REQUIREMENTS: Copy all of the material word for word, except for the pictures.

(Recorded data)
▶
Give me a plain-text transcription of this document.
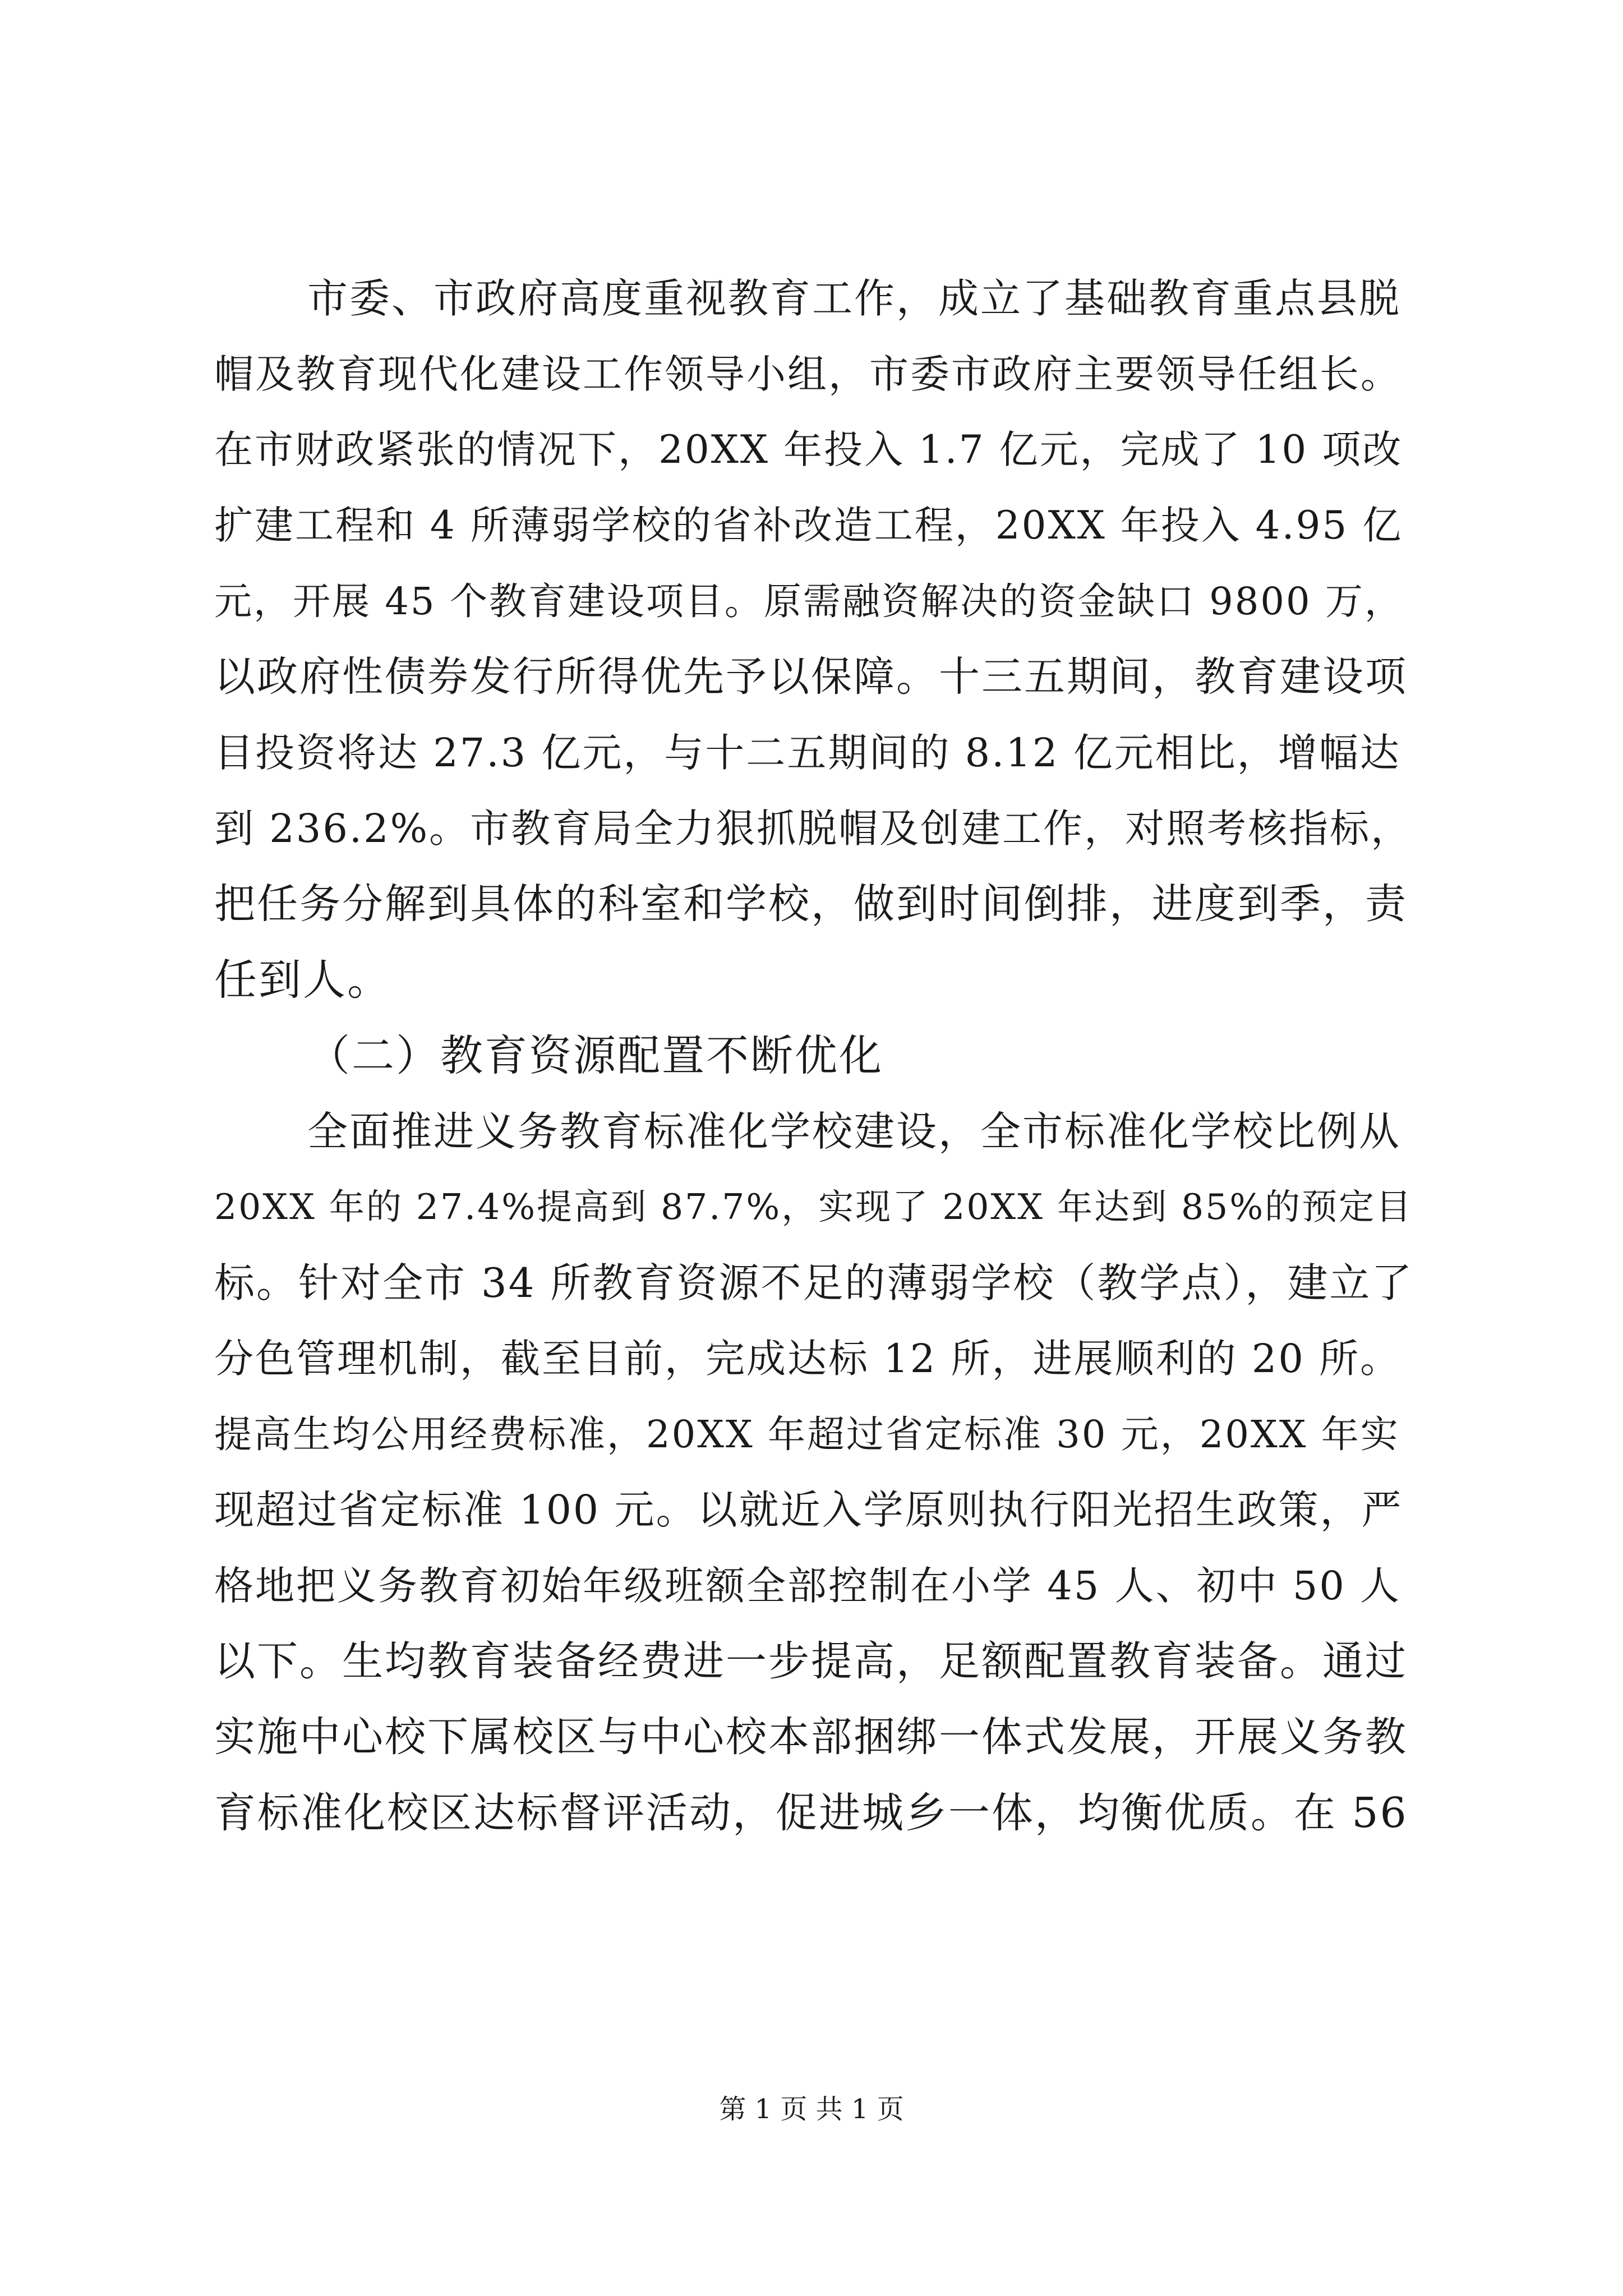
市委、市政府高度重视教育工作，成立了基础教育重点县脱
帽及教育现代化建设工作领导小组，市委市政府主要领导任组长。
在市财政紧张的情况下，20XX 年投入 1.7 亿元，完成了 10 项改
扩建工程和 4 所薄弱学校的省补改造工程，20XX 年投入 4.95 亿
元，开展 45 个教育建设项目。原需融资解决的资金缺口 9800 万，
以政府性债券发行所得优先予以保障。十三五期间，教育建设项
目投资将达 27.3 亿元，与十二五期间的 8.12 亿元相比，增幅达
到 236.2%。市教育局全力狠抓脱帽及创建工作，对照考核指标，
把任务分解到具体的科室和学校，做到时间倒排，进度到季，责
任到人。
（二）教育资源配置不断优化
全面推进义务教育标准化学校建设，全市标准化学校比例从
20XX 年的 27.4%提高到 87.7%，实现了 20XX 年达到 85%的预定目
标。针对全市 34 所教育资源不足的薄弱学校（教学点），建立了
分色管理机制，截至目前，完成达标 12 所，进展顺利的 20 所。
提高生均公用经费标准，20XX 年超过省定标准 30 元，20XX 年实
现超过省定标准 100 元。以就近入学原则执行阳光招生政策，严
格地把义务教育初始年级班额全部控制在小学 45 人、初中 50 人
以下。生均教育装备经费进一步提高，足额配置教育装备。通过
实施中心校下属校区与中心校本部捆绑一体式发展，开展义务教
育标准化校区达标督评活动，促进城乡一体，均衡优质。在 56
第 1 页 共 1 页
◀
PROBLEM SOLUTION:
Give me a plain-text transcription of this document.
市委、市政府高度重视教育工作，成立了基础教育重点县脱
帽及教育现代化建设工作领导小组，市委市政府主要领导任组长。
在市财政紧张的情况下，20XX 年投入 1.7 亿元，完成了 10 项改
扩建工程和 4 所薄弱学校的省补改造工程，20XX 年投入 4.95 亿
元，开展 45 个教育建设项目。原需融资解决的资金缺口 9800 万，
以政府性债券发行所得优先予以保障。十三五期间，教育建设项
目投资将达 27.3 亿元，与十二五期间的 8.12 亿元相比，增幅达
到 236.2%。市教育局全力狠抓脱帽及创建工作，对照考核指标，
把任务分解到具体的科室和学校，做到时间倒排，进度到季，责
任到人。
（二）教育资源配置不断优化
全面推进义务教育标准化学校建设，全市标准化学校比例从
20XX 年的 27.4%提高到 87.7%，实现了 20XX 年达到 85%的预定目
标。针对全市 34 所教育资源不足的薄弱学校（教学点），建立了
分色管理机制，截至目前，完成达标 12 所，进展顺利的 20 所。
提高生均公用经费标准，20XX 年超过省定标准 30 元，20XX 年实
现超过省定标准 100 元。以就近入学原则执行阳光招生政策，严
格地把义务教育初始年级班额全部控制在小学 45 人、初中 50 人
以下。生均教育装备经费进一步提高，足额配置教育装备。通过
实施中心校下属校区与中心校本部捆绑一体式发展，开展义务教
育标准化校区达标督评活动，促进城乡一体，均衡优质。在 56
第 1 页 共 1 页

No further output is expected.